**Goal**.
Comb the records below for the string "proliferating" and copy each line where it turns up.

(Records from a collection of figures)
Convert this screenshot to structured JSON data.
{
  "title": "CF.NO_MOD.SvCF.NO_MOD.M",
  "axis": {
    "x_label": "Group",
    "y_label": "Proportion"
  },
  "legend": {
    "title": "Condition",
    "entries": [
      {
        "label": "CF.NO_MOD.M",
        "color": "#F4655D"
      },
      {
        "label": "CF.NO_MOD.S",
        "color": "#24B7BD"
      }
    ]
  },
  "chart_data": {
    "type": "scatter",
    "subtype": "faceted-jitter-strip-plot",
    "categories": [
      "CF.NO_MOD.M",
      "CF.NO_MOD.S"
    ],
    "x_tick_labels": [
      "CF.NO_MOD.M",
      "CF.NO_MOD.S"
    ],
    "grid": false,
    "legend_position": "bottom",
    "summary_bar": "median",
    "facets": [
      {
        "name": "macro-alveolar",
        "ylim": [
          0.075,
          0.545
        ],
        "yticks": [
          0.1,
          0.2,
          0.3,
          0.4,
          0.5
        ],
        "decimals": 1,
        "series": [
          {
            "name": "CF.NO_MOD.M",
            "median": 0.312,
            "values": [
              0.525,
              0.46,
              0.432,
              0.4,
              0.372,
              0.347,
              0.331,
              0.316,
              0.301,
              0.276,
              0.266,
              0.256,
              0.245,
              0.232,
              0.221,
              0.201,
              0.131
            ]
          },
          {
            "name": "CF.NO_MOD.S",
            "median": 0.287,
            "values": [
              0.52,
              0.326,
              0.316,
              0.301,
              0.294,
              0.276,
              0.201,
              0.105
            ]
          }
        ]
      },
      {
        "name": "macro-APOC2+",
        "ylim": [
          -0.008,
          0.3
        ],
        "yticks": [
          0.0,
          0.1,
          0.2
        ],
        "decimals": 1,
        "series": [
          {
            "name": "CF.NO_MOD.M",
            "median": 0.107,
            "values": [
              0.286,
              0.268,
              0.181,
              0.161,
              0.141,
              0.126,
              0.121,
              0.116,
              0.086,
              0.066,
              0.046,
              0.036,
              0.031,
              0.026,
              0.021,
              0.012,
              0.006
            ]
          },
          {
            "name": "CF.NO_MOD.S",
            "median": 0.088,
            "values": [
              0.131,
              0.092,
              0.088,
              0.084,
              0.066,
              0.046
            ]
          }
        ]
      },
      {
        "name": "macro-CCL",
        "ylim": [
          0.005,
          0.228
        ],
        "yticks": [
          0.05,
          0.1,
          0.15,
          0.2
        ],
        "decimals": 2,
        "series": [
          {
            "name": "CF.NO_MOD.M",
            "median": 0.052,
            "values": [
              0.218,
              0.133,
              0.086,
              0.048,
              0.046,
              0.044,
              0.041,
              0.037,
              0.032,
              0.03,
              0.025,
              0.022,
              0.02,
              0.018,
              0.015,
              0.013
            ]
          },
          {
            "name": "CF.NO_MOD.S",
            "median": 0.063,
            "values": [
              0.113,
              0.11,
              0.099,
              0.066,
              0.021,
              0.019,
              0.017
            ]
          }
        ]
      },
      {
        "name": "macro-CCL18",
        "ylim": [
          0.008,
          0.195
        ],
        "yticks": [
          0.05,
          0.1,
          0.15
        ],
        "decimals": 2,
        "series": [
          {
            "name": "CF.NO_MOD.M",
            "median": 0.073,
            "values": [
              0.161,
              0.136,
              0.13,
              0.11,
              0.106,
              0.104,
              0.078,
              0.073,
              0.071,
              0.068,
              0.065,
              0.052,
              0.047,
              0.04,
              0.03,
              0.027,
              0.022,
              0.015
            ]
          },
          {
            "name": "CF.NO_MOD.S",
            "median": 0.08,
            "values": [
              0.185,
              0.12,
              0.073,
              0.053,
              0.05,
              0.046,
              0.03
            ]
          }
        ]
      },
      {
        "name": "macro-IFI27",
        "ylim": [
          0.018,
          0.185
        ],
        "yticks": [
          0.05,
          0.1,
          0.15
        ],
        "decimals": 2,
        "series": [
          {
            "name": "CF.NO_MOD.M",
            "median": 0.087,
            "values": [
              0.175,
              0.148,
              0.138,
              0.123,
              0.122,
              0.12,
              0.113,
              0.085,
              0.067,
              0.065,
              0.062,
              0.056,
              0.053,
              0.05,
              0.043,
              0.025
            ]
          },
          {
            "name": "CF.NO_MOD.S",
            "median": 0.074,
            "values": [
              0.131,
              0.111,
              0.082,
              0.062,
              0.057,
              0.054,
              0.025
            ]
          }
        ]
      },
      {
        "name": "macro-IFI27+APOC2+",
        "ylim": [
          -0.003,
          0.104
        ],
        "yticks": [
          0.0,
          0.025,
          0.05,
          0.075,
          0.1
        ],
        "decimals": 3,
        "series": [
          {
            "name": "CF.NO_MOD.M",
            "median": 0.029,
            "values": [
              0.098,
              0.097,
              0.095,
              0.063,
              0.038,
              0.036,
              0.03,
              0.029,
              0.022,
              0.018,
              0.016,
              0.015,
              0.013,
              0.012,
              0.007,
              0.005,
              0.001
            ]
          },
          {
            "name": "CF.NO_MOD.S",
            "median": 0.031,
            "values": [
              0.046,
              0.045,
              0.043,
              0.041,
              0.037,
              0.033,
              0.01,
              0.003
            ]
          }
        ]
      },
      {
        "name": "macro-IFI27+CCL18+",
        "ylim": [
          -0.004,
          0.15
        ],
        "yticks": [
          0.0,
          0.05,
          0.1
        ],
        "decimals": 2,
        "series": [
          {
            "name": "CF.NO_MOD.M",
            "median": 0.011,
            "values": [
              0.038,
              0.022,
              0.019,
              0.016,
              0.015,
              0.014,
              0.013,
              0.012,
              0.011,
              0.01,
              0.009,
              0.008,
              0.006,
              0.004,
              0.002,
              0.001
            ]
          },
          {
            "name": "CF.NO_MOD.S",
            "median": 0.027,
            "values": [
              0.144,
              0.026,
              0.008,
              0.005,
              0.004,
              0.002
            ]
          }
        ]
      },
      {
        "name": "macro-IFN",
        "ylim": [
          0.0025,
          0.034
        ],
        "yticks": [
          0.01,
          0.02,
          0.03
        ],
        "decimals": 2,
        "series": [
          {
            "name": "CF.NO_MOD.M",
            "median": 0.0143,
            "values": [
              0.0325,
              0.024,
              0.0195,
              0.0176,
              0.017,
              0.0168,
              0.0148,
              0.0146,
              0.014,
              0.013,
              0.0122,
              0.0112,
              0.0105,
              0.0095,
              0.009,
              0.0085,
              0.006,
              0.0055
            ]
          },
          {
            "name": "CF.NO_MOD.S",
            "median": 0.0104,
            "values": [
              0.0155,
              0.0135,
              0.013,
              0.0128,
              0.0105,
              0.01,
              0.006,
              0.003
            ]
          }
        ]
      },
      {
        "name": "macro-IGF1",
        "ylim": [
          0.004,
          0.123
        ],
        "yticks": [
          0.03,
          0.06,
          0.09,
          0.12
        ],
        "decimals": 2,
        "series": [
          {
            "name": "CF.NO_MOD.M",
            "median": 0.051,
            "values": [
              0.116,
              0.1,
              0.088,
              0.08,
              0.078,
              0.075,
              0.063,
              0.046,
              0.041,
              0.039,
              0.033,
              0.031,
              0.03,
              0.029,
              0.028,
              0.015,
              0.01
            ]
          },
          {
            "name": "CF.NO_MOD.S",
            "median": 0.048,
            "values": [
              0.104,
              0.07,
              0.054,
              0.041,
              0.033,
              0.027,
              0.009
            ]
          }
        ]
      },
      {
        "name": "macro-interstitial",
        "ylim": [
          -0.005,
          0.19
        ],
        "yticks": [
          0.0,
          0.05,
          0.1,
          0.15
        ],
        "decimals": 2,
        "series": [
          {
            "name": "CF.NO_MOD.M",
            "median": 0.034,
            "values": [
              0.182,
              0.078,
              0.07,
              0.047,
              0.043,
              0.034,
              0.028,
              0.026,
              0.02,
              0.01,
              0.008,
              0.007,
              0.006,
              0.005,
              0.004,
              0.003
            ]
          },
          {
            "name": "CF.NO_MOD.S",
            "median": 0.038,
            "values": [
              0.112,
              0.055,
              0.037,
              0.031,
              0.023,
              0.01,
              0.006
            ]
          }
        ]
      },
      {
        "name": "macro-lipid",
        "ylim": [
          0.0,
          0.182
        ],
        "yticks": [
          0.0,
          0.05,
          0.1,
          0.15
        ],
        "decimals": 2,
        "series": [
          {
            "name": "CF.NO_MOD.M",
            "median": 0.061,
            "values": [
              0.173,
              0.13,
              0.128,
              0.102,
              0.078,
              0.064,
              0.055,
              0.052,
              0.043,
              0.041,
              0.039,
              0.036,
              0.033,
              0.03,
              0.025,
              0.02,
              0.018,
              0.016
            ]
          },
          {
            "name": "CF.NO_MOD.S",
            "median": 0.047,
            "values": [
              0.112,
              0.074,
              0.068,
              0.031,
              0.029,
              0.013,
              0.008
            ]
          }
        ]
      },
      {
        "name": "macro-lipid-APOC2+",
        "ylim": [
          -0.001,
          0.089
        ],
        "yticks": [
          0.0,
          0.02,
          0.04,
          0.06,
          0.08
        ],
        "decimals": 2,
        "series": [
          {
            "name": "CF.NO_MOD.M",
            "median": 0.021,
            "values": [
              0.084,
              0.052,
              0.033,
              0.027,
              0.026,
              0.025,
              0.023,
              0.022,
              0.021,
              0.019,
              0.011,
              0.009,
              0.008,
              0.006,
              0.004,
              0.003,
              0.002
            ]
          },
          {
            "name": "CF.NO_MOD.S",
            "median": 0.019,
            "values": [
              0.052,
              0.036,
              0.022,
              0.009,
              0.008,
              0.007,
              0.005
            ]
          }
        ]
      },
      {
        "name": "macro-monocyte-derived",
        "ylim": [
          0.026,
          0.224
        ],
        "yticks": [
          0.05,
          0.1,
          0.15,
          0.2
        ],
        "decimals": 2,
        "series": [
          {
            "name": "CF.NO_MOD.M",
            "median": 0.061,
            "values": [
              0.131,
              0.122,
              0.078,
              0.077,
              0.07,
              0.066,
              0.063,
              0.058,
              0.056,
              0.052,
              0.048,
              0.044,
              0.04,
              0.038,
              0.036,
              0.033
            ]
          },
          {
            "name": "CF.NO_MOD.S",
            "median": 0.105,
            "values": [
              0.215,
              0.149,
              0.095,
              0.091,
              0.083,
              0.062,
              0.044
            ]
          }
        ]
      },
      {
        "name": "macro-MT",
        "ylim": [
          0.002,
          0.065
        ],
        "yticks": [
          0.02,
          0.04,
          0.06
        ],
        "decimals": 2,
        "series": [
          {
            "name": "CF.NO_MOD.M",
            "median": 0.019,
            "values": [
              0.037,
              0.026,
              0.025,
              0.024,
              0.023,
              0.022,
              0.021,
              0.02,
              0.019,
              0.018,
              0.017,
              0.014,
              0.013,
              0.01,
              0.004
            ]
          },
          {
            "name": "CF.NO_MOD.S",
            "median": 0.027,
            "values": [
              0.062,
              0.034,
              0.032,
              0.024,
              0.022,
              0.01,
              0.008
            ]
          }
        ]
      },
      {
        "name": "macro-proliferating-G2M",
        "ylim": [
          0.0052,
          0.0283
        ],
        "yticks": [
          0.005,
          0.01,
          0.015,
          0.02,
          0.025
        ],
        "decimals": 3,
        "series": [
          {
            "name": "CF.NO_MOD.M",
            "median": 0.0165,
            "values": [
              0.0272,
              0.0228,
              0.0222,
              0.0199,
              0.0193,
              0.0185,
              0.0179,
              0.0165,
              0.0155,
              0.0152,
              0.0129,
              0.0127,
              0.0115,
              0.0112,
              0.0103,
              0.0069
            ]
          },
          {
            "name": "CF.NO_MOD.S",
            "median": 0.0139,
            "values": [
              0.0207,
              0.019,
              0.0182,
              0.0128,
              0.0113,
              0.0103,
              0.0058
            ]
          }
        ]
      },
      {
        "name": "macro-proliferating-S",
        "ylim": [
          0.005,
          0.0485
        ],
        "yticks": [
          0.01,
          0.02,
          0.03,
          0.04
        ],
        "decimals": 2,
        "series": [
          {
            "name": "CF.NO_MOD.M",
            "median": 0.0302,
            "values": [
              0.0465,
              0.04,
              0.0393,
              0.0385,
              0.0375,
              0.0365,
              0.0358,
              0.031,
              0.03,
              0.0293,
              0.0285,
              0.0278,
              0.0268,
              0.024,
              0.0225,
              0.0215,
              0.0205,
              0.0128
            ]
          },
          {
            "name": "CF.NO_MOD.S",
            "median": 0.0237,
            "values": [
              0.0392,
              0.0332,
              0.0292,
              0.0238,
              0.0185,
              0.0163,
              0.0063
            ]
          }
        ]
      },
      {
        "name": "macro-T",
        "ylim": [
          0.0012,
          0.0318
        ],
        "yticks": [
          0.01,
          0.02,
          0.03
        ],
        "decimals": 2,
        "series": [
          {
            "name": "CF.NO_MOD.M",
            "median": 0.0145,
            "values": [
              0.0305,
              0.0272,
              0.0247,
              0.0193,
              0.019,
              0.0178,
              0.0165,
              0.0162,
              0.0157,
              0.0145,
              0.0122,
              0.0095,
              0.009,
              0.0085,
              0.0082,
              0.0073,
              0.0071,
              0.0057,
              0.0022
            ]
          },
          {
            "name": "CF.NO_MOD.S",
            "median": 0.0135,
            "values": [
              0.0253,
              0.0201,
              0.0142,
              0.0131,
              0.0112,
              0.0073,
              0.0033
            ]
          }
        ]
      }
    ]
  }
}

**Response below**.
        "name": "macro-proliferating-G2M",
        "name": "macro-proliferating-S",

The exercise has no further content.